* BEGIN RECORD LIST *

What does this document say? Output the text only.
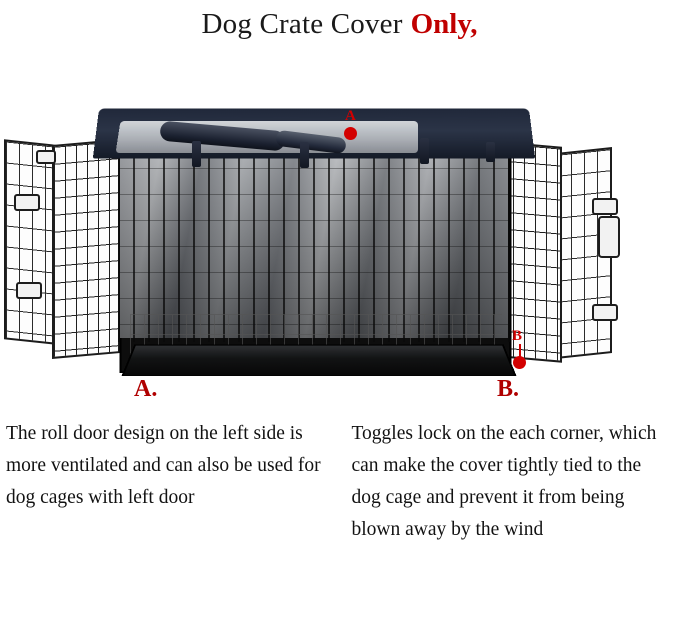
Dog Crate Cover Only,
A
B
A.	B.
The roll door design on the left side is more ventilated and can also be used for dog cages with left door
Toggles lock on the each corner, which can make the cover tightly tied to the dog cage and prevent it from being blown away by the wind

* END RECORD LIST *

Output the material word for word, omitting its pictures.

- RIGHT ANSWER:
What does this document say? Output the text only.
Dog Crate Cover Only,
A
B
A.	B.
The roll door design on the left side is more ventilated and can also be used for dog cages with left door
Toggles lock on the each corner, which can make the cover tightly tied to the dog cage and prevent it from being blown away by the wind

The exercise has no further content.